▶ [EXERCISE REQUIREMENTS] Quote every line below exactly and skip any picture.

▶ [PROVIDED RECORDS]
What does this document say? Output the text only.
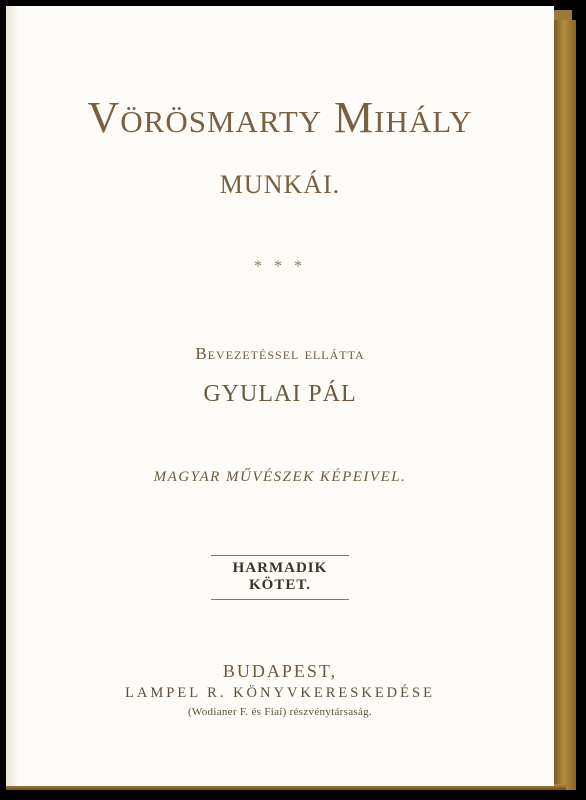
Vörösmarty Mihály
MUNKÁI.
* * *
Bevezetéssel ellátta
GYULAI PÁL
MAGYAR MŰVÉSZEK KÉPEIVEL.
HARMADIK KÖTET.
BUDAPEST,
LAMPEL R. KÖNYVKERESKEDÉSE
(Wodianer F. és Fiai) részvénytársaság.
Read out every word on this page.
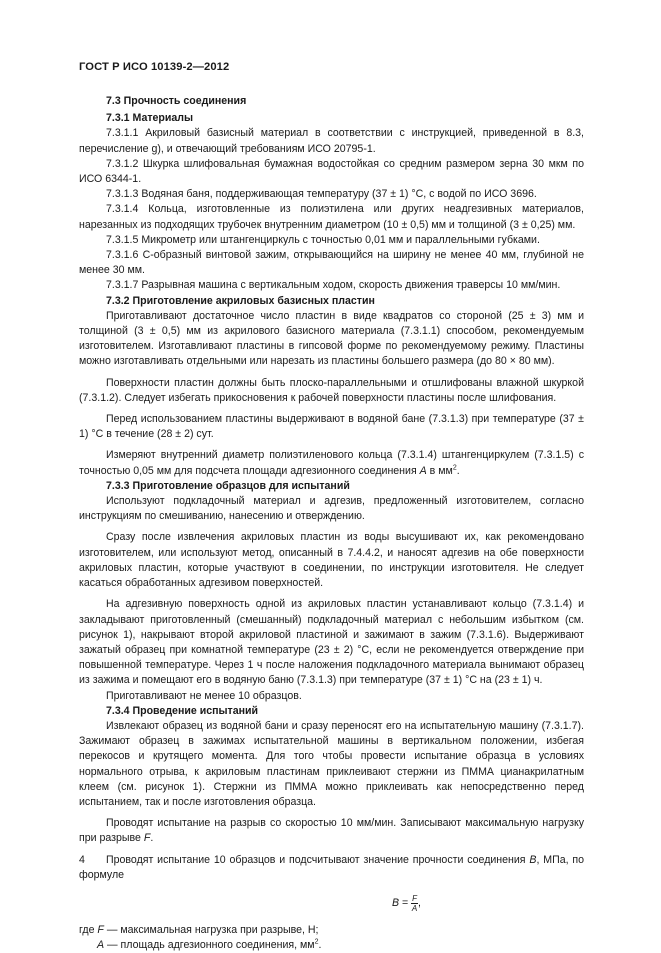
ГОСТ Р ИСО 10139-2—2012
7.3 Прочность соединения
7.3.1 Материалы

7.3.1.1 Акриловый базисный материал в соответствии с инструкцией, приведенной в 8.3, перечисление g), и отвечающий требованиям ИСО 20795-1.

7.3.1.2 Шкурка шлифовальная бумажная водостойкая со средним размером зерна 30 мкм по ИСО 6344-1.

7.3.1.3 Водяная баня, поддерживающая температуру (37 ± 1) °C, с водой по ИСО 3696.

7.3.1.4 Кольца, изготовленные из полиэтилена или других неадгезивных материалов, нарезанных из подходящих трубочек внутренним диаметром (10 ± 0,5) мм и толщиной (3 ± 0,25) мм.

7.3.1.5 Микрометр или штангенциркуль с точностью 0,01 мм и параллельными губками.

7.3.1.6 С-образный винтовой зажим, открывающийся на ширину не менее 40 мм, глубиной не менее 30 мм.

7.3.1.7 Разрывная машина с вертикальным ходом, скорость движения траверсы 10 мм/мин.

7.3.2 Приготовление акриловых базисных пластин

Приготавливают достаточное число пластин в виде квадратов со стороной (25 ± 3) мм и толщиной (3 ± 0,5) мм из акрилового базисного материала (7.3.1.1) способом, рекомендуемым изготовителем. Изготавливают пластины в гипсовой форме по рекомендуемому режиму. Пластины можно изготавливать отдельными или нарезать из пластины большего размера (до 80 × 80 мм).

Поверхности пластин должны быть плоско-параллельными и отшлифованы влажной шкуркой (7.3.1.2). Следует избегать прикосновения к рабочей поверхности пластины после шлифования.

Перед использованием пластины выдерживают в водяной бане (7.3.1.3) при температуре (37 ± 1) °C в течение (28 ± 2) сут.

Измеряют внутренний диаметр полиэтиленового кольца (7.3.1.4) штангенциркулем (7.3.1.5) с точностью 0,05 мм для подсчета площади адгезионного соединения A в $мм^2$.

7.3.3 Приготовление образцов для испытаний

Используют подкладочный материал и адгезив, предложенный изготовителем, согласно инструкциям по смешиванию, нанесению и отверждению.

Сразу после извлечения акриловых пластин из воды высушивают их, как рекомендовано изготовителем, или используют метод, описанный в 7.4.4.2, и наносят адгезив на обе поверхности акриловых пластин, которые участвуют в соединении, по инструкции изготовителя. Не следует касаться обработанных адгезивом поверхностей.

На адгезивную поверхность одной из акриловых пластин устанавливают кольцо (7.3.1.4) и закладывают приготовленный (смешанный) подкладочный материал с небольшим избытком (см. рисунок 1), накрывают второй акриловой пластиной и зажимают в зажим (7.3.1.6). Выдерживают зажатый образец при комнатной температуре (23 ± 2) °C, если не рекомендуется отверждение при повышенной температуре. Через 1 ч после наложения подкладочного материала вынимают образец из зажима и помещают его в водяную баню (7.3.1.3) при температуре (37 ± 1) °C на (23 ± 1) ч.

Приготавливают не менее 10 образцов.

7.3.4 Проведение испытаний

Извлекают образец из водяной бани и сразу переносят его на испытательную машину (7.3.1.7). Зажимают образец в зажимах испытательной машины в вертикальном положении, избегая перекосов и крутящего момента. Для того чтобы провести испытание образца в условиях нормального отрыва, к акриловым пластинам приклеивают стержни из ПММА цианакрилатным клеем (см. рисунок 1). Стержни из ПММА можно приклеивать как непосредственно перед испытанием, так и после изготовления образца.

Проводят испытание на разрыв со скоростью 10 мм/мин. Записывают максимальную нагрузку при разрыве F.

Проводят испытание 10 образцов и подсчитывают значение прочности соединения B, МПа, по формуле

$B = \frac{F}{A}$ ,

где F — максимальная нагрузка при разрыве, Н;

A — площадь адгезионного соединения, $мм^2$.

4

▶ [RESPONSE FOR THIS EXERCISE]
What does this document say? Output the text only.
Vörösmarty Mihály
MUNKÁI.
* * *
Bevezetéssel ellátta
GYULAI PÁL
MAGYAR MŰVÉSZEK KÉPEIVEL.
HARMADIK KÖTET.
BUDAPEST,
LAMPEL R. KÖNYVKERESKEDÉSE
(Wodianer F. és Fiai) részvénytársaság.
Read out every word on this page.
ГОСТ Р ИСО 10139-2—2012
7.3 Прочность соединения
7.3.1 Материалы

7.3.1.1 Акриловый базисный материал в соответствии с инструкцией, приведенной в 8.3, перечисление g), и отвечающий требованиям ИСО 20795-1.

7.3.1.2 Шкурка шлифовальная бумажная водостойкая со средним размером зерна 30 мкм по ИСО 6344-1.

7.3.1.3 Водяная баня, поддерживающая температуру (37 ± 1) °C, с водой по ИСО 3696.

7.3.1.4 Кольца, изготовленные из полиэтилена или других неадгезивных материалов, нарезанных из подходящих трубочек внутренним диаметром (10 ± 0,5) мм и толщиной (3 ± 0,25) мм.

7.3.1.5 Микрометр или штангенциркуль с точностью 0,01 мм и параллельными губками.

7.3.1.6 С-образный винтовой зажим, открывающийся на ширину не менее 40 мм, глубиной не менее 30 мм.

7.3.1.7 Разрывная машина с вертикальным ходом, скорость движения траверсы 10 мм/мин.

7.3.2 Приготовление акриловых базисных пластин

Приготавливают достаточное число пластин в виде квадратов со стороной (25 ± 3) мм и толщиной (3 ± 0,5) мм из акрилового базисного материала (7.3.1.1) способом, рекомендуемым изготовителем. Изготавливают пластины в гипсовой форме по рекомендуемому режиму. Пластины можно изготавливать отдельными или нарезать из пластины большего размера (до 80 × 80 мм).

Поверхности пластин должны быть плоско-параллельными и отшлифованы влажной шкуркой (7.3.1.2). Следует избегать прикосновения к рабочей поверхности пластины после шлифования.

Перед использованием пластины выдерживают в водяной бане (7.3.1.3) при температуре (37 ± 1) °C в течение (28 ± 2) сут.

Измеряют внутренний диаметр полиэтиленового кольца (7.3.1.4) штангенциркулем (7.3.1.5) с точностью 0,05 мм для подсчета площади адгезионного соединения A в $мм^2$.

7.3.3 Приготовление образцов для испытаний

Используют подкладочный материал и адгезив, предложенный изготовителем, согласно инструкциям по смешиванию, нанесению и отверждению.

Сразу после извлечения акриловых пластин из воды высушивают их, как рекомендовано изготовителем, или используют метод, описанный в 7.4.4.2, и наносят адгезив на обе поверхности акриловых пластин, которые участвуют в соединении, по инструкции изготовителя. Не следует касаться обработанных адгезивом поверхностей.

На адгезивную поверхность одной из акриловых пластин устанавливают кольцо (7.3.1.4) и закладывают приготовленный (смешанный) подкладочный материал с небольшим избытком (см. рисунок 1), накрывают второй акриловой пластиной и зажимают в зажим (7.3.1.6). Выдерживают зажатый образец при комнатной температуре (23 ± 2) °C, если не рекомендуется отверждение при повышенной температуре. Через 1 ч после наложения подкладочного материала вынимают образец из зажима и помещают его в водяную баню (7.3.1.3) при температуре (37 ± 1) °C на (23 ± 1) ч.

Приготавливают не менее 10 образцов.

7.3.4 Проведение испытаний

Извлекают образец из водяной бани и сразу переносят его на испытательную машину (7.3.1.7). Зажимают образец в зажимах испытательной машины в вертикальном положении, избегая перекосов и крутящего момента. Для того чтобы провести испытание образца в условиях нормального отрыва, к акриловым пластинам приклеивают стержни из ПММА цианакрилатным клеем (см. рисунок 1). Стержни из ПММА можно приклеивать как непосредственно перед испытанием, так и после изготовления образца.

Проводят испытание на разрыв со скоростью 10 мм/мин. Записывают максимальную нагрузку при разрыве F.

Проводят испытание 10 образцов и подсчитывают значение прочности соединения B, МПа, по формуле

$B = \frac{F}{A}$ ,

где F — максимальная нагрузка при разрыве, Н;

A — площадь адгезионного соединения, $мм^2$.

4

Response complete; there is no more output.